DATASET EXTRACT
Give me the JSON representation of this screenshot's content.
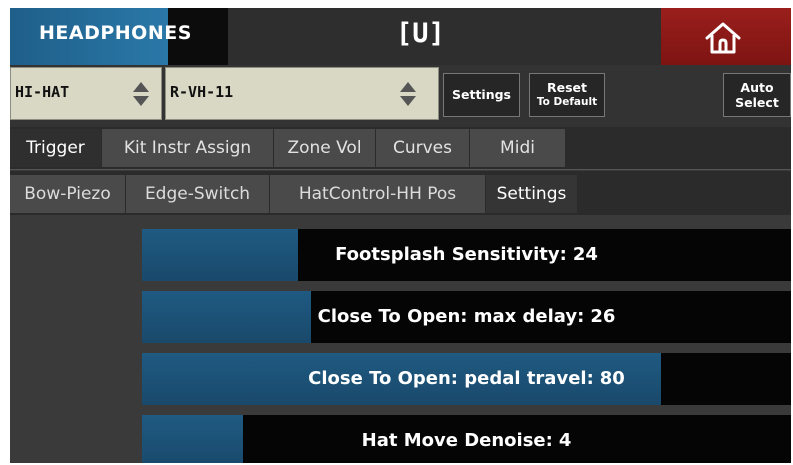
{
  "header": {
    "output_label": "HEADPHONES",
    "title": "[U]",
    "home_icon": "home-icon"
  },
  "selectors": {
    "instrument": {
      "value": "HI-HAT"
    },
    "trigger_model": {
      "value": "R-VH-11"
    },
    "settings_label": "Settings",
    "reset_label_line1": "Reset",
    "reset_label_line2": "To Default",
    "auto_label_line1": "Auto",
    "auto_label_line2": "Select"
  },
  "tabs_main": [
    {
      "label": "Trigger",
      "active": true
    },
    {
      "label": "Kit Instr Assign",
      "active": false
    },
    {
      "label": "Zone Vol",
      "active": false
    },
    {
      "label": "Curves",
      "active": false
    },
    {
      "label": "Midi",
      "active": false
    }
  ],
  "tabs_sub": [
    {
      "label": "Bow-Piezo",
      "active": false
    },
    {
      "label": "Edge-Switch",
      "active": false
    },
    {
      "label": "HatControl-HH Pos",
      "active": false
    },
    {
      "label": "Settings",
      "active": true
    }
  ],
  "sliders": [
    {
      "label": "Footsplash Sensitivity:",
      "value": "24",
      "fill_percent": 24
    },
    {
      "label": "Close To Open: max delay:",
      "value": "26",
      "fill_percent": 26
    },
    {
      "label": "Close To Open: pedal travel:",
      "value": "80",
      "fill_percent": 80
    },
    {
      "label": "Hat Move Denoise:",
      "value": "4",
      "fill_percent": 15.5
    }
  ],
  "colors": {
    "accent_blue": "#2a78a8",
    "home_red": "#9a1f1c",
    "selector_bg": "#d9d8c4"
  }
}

EXERCISE DESCRIPTION
Repeat the preceding records precisely, and leave every picture out of the copy.

EXERCISE RESPONSE
Give me the JSON representation of this screenshot's content.
{
  "header": {
    "output_label": "HEADPHONES",
    "title": "[U]",
    "home_icon": "home-icon"
  },
  "selectors": {
    "instrument": {
      "value": "HI-HAT"
    },
    "trigger_model": {
      "value": "R-VH-11"
    },
    "settings_label": "Settings",
    "reset_label_line1": "Reset",
    "reset_label_line2": "To Default",
    "auto_label_line1": "Auto",
    "auto_label_line2": "Select"
  },
  "tabs_main": [
    {
      "label": "Trigger",
      "active": true
    },
    {
      "label": "Kit Instr Assign",
      "active": false
    },
    {
      "label": "Zone Vol",
      "active": false
    },
    {
      "label": "Curves",
      "active": false
    },
    {
      "label": "Midi",
      "active": false
    }
  ],
  "tabs_sub": [
    {
      "label": "Bow-Piezo",
      "active": false
    },
    {
      "label": "Edge-Switch",
      "active": false
    },
    {
      "label": "HatControl-HH Pos",
      "active": false
    },
    {
      "label": "Settings",
      "active": true
    }
  ],
  "sliders": [
    {
      "label": "Footsplash Sensitivity:",
      "value": "24",
      "fill_percent": 24
    },
    {
      "label": "Close To Open: max delay:",
      "value": "26",
      "fill_percent": 26
    },
    {
      "label": "Close To Open: pedal travel:",
      "value": "80",
      "fill_percent": 80
    },
    {
      "label": "Hat Move Denoise:",
      "value": "4",
      "fill_percent": 15.5
    }
  ],
  "colors": {
    "accent_blue": "#2a78a8",
    "home_red": "#9a1f1c",
    "selector_bg": "#d9d8c4"
  }
}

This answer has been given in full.